■ **Exercise requirements**:
Set down each of the records below exactly as it reads. No pictures go into the copy.

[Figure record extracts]
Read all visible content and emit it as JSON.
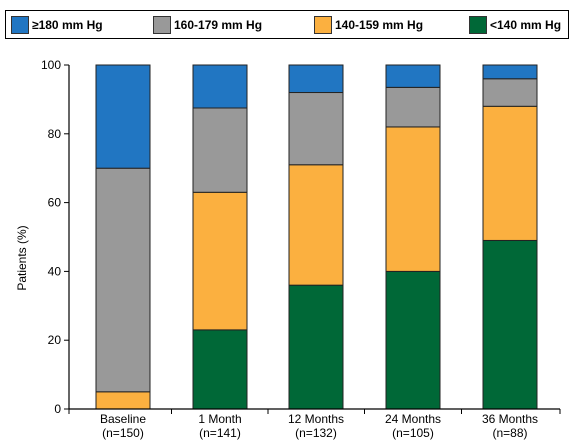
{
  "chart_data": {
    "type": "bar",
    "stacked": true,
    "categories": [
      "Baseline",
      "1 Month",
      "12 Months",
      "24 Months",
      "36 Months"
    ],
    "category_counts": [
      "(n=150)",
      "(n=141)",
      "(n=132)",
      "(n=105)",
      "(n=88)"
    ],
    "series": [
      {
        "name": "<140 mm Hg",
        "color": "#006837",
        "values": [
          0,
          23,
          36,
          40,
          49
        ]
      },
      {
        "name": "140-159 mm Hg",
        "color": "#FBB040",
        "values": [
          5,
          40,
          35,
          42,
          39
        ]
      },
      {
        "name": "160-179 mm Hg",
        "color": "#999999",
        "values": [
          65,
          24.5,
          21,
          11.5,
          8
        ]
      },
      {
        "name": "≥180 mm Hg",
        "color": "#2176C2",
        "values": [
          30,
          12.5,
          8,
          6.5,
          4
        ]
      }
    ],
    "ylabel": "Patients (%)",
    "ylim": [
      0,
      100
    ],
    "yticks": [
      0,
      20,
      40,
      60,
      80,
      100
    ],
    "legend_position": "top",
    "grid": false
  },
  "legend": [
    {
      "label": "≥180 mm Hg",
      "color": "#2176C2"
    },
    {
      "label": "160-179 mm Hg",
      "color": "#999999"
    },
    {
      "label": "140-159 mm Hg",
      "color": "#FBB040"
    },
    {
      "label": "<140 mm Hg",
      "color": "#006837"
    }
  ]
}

■ **Answer section**:
Read all visible content and emit it as JSON.
{
  "chart_data": {
    "type": "bar",
    "stacked": true,
    "categories": [
      "Baseline",
      "1 Month",
      "12 Months",
      "24 Months",
      "36 Months"
    ],
    "category_counts": [
      "(n=150)",
      "(n=141)",
      "(n=132)",
      "(n=105)",
      "(n=88)"
    ],
    "series": [
      {
        "name": "<140 mm Hg",
        "color": "#006837",
        "values": [
          0,
          23,
          36,
          40,
          49
        ]
      },
      {
        "name": "140-159 mm Hg",
        "color": "#FBB040",
        "values": [
          5,
          40,
          35,
          42,
          39
        ]
      },
      {
        "name": "160-179 mm Hg",
        "color": "#999999",
        "values": [
          65,
          24.5,
          21,
          11.5,
          8
        ]
      },
      {
        "name": "≥180 mm Hg",
        "color": "#2176C2",
        "values": [
          30,
          12.5,
          8,
          6.5,
          4
        ]
      }
    ],
    "ylabel": "Patients (%)",
    "ylim": [
      0,
      100
    ],
    "yticks": [
      0,
      20,
      40,
      60,
      80,
      100
    ],
    "legend_position": "top",
    "grid": false
  },
  "legend": [
    {
      "label": "≥180 mm Hg",
      "color": "#2176C2"
    },
    {
      "label": "160-179 mm Hg",
      "color": "#999999"
    },
    {
      "label": "140-159 mm Hg",
      "color": "#FBB040"
    },
    {
      "label": "<140 mm Hg",
      "color": "#006837"
    }
  ]
}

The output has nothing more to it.